=== THE EXERCISE ===
Retype each record below word for word. Leave the pictures out.

=== ITEMS ===
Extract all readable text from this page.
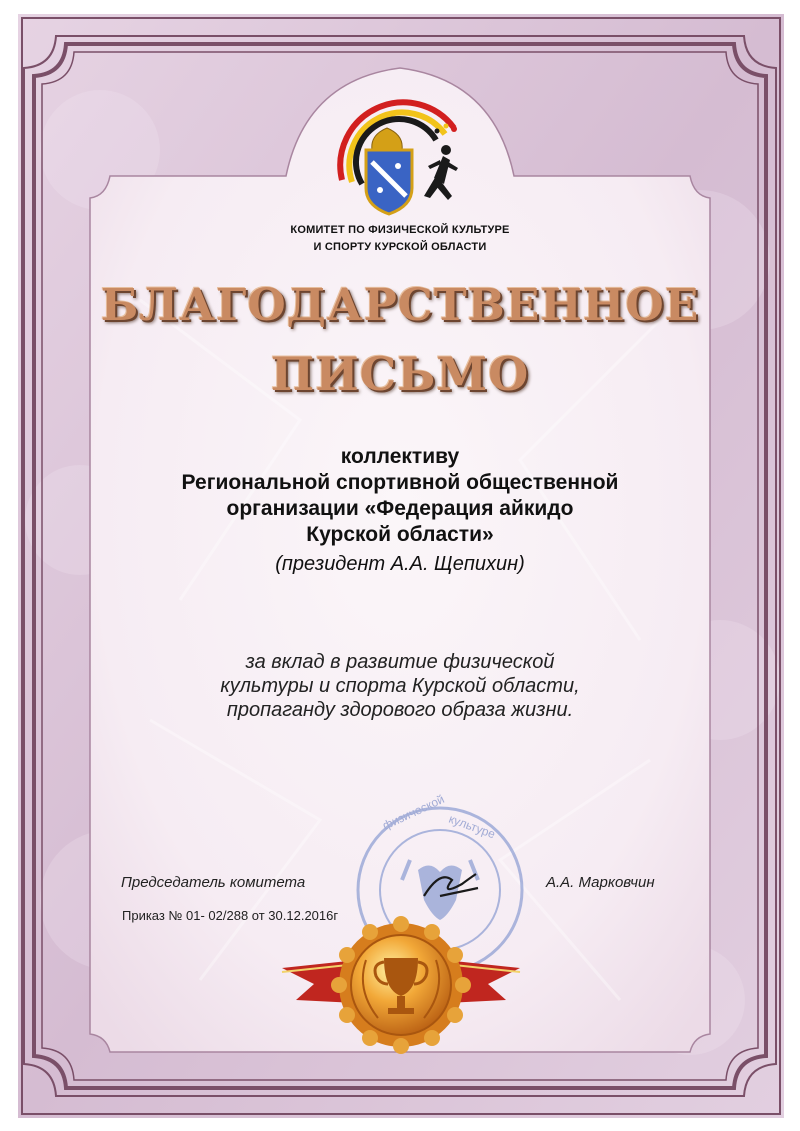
физической культуре
КОМИТЕТ ПО ФИЗИЧЕСКОЙ КУЛЬТУРЕ
И СПОРТУ КУРСКОЙ ОБЛАСТИ
БЛАГОДАРСТВЕННОЕ
ПИСЬМО
коллективу
Региональной спортивной общественной
организации «Федерация айкидо
Курской области»
(президент А.А. Щепихин)
за вклад в развитие физической
культуры и спорта Курской области,
пропаганду здорового образа жизни.
Председатель комитета	А.А. Марковчин
Приказ № 01- 02/288 от 30.12.2016г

=== SOLUTION TO THE PROBLEM ===
Extract all readable text from this page.
физической культуре
КОМИТЕТ ПО ФИЗИЧЕСКОЙ КУЛЬТУРЕ
И СПОРТУ КУРСКОЙ ОБЛАСТИ
БЛАГОДАРСТВЕННОЕ
ПИСЬМО
коллективу
Региональной спортивной общественной
организации «Федерация айкидо
Курской области»
(президент А.А. Щепихин)
за вклад в развитие физической
культуры и спорта Курской области,
пропаганду здорового образа жизни.
Председатель комитета	А.А. Марковчин
Приказ № 01- 02/288 от 30.12.2016г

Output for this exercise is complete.